Work to complete: Each record below should be repeated precisely as written.

___ Records for processing ___

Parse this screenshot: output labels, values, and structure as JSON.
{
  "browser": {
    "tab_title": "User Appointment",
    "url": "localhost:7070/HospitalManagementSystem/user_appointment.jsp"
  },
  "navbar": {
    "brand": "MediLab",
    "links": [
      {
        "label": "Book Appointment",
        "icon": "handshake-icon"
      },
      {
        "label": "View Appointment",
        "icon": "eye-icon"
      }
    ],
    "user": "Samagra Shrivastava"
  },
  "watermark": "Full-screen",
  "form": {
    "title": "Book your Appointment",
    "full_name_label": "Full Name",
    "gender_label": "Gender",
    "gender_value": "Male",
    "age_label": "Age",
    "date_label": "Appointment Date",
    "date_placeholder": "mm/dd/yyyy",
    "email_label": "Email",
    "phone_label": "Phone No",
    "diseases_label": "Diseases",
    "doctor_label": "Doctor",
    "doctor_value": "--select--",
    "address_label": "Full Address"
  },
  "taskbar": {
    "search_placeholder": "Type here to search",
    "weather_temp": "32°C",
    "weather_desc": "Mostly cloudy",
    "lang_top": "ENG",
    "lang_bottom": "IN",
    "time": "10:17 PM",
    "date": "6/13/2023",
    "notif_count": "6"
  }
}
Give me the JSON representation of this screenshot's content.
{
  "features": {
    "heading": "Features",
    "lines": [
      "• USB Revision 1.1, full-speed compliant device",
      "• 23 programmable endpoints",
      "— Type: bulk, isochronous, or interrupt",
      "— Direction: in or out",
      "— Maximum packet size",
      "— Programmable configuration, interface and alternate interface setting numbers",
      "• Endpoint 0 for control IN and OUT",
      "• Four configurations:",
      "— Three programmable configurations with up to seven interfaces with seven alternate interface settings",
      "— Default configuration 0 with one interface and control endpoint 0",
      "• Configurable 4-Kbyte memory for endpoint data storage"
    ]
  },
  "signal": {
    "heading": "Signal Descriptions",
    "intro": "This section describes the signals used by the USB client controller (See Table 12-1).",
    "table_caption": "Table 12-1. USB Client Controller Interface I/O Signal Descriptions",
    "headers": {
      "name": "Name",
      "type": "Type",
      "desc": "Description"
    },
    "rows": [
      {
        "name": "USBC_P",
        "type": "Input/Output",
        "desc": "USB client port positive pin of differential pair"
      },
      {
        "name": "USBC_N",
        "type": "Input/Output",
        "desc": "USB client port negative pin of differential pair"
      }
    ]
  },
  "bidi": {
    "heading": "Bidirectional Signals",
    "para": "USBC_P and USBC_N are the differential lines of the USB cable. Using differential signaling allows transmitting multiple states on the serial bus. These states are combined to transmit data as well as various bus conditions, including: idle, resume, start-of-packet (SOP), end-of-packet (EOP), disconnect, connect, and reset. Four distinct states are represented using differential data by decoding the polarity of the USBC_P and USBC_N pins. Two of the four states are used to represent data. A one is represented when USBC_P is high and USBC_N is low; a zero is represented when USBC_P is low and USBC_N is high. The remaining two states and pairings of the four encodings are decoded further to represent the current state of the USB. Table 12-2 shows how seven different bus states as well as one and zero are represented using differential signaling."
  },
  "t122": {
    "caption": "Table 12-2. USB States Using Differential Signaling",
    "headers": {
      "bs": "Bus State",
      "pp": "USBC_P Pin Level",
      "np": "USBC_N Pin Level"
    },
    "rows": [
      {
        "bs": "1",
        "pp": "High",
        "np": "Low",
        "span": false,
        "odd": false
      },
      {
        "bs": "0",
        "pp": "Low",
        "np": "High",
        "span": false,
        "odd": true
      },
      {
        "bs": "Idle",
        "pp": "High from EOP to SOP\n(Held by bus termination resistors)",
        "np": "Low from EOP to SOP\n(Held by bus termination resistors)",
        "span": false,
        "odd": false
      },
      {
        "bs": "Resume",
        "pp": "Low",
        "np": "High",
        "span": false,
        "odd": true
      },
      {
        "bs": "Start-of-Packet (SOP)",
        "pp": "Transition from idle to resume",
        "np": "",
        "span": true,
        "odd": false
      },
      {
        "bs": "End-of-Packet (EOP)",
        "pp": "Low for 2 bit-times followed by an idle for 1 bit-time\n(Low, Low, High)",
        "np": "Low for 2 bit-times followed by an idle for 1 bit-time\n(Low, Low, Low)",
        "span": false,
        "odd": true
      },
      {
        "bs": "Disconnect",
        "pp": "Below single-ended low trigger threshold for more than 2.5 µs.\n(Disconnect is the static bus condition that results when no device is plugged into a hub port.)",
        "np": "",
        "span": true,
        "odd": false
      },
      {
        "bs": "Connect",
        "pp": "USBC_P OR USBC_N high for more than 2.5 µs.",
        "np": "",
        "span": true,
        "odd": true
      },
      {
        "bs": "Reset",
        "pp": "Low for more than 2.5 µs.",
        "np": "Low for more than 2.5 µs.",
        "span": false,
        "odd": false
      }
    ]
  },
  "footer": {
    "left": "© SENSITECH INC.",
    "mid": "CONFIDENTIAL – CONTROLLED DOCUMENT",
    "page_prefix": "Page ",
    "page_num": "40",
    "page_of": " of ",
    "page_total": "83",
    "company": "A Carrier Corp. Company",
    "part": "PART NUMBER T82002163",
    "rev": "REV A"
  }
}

___

Exercise answer:
Parse this screenshot: output labels, values, and structure as JSON.
{
  "browser": {
    "tab_title": "User Appointment",
    "url": "localhost:7070/HospitalManagementSystem/user_appointment.jsp"
  },
  "navbar": {
    "brand": "MediLab",
    "links": [
      {
        "label": "Book Appointment",
        "icon": "handshake-icon"
      },
      {
        "label": "View Appointment",
        "icon": "eye-icon"
      }
    ],
    "user": "Samagra Shrivastava"
  },
  "watermark": "Full-screen",
  "form": {
    "title": "Book your Appointment",
    "full_name_label": "Full Name",
    "gender_label": "Gender",
    "gender_value": "Male",
    "age_label": "Age",
    "date_label": "Appointment Date",
    "date_placeholder": "mm/dd/yyyy",
    "email_label": "Email",
    "phone_label": "Phone No",
    "diseases_label": "Diseases",
    "doctor_label": "Doctor",
    "doctor_value": "--select--",
    "address_label": "Full Address"
  },
  "taskbar": {
    "search_placeholder": "Type here to search",
    "weather_temp": "32°C",
    "weather_desc": "Mostly cloudy",
    "lang_top": "ENG",
    "lang_bottom": "IN",
    "time": "10:17 PM",
    "date": "6/13/2023",
    "notif_count": "6"
  }
}
Give me the JSON representation of this screenshot's content.
{
  "features": {
    "heading": "Features",
    "lines": [
      "• USB Revision 1.1, full-speed compliant device",
      "• 23 programmable endpoints",
      "— Type: bulk, isochronous, or interrupt",
      "— Direction: in or out",
      "— Maximum packet size",
      "— Programmable configuration, interface and alternate interface setting numbers",
      "• Endpoint 0 for control IN and OUT",
      "• Four configurations:",
      "— Three programmable configurations with up to seven interfaces with seven alternate interface settings",
      "— Default configuration 0 with one interface and control endpoint 0",
      "• Configurable 4-Kbyte memory for endpoint data storage"
    ]
  },
  "signal": {
    "heading": "Signal Descriptions",
    "intro": "This section describes the signals used by the USB client controller (See Table 12-1).",
    "table_caption": "Table 12-1. USB Client Controller Interface I/O Signal Descriptions",
    "headers": {
      "name": "Name",
      "type": "Type",
      "desc": "Description"
    },
    "rows": [
      {
        "name": "USBC_P",
        "type": "Input/Output",
        "desc": "USB client port positive pin of differential pair"
      },
      {
        "name": "USBC_N",
        "type": "Input/Output",
        "desc": "USB client port negative pin of differential pair"
      }
    ]
  },
  "bidi": {
    "heading": "Bidirectional Signals",
    "para": "USBC_P and USBC_N are the differential lines of the USB cable. Using differential signaling allows transmitting multiple states on the serial bus. These states are combined to transmit data as well as various bus conditions, including: idle, resume, start-of-packet (SOP), end-of-packet (EOP), disconnect, connect, and reset. Four distinct states are represented using differential data by decoding the polarity of the USBC_P and USBC_N pins. Two of the four states are used to represent data. A one is represented when USBC_P is high and USBC_N is low; a zero is represented when USBC_P is low and USBC_N is high. The remaining two states and pairings of the four encodings are decoded further to represent the current state of the USB. Table 12-2 shows how seven different bus states as well as one and zero are represented using differential signaling."
  },
  "t122": {
    "caption": "Table 12-2. USB States Using Differential Signaling",
    "headers": {
      "bs": "Bus State",
      "pp": "USBC_P Pin Level",
      "np": "USBC_N Pin Level"
    },
    "rows": [
      {
        "bs": "1",
        "pp": "High",
        "np": "Low",
        "span": false,
        "odd": false
      },
      {
        "bs": "0",
        "pp": "Low",
        "np": "High",
        "span": false,
        "odd": true
      },
      {
        "bs": "Idle",
        "pp": "High from EOP to SOP\n(Held by bus termination resistors)",
        "np": "Low from EOP to SOP\n(Held by bus termination resistors)",
        "span": false,
        "odd": false
      },
      {
        "bs": "Resume",
        "pp": "Low",
        "np": "High",
        "span": false,
        "odd": true
      },
      {
        "bs": "Start-of-Packet (SOP)",
        "pp": "Transition from idle to resume",
        "np": "",
        "span": true,
        "odd": false
      },
      {
        "bs": "End-of-Packet (EOP)",
        "pp": "Low for 2 bit-times followed by an idle for 1 bit-time\n(Low, Low, High)",
        "np": "Low for 2 bit-times followed by an idle for 1 bit-time\n(Low, Low, Low)",
        "span": false,
        "odd": true
      },
      {
        "bs": "Disconnect",
        "pp": "Below single-ended low trigger threshold for more than 2.5 µs.\n(Disconnect is the static bus condition that results when no device is plugged into a hub port.)",
        "np": "",
        "span": true,
        "odd": false
      },
      {
        "bs": "Connect",
        "pp": "USBC_P OR USBC_N high for more than 2.5 µs.",
        "np": "",
        "span": true,
        "odd": true
      },
      {
        "bs": "Reset",
        "pp": "Low for more than 2.5 µs.",
        "np": "Low for more than 2.5 µs.",
        "span": false,
        "odd": false
      }
    ]
  },
  "footer": {
    "left": "© SENSITECH INC.",
    "mid": "CONFIDENTIAL – CONTROLLED DOCUMENT",
    "page_prefix": "Page ",
    "page_num": "40",
    "page_of": " of ",
    "page_total": "83",
    "company": "A Carrier Corp. Company",
    "part": "PART NUMBER T82002163",
    "rev": "REV A"
  }
}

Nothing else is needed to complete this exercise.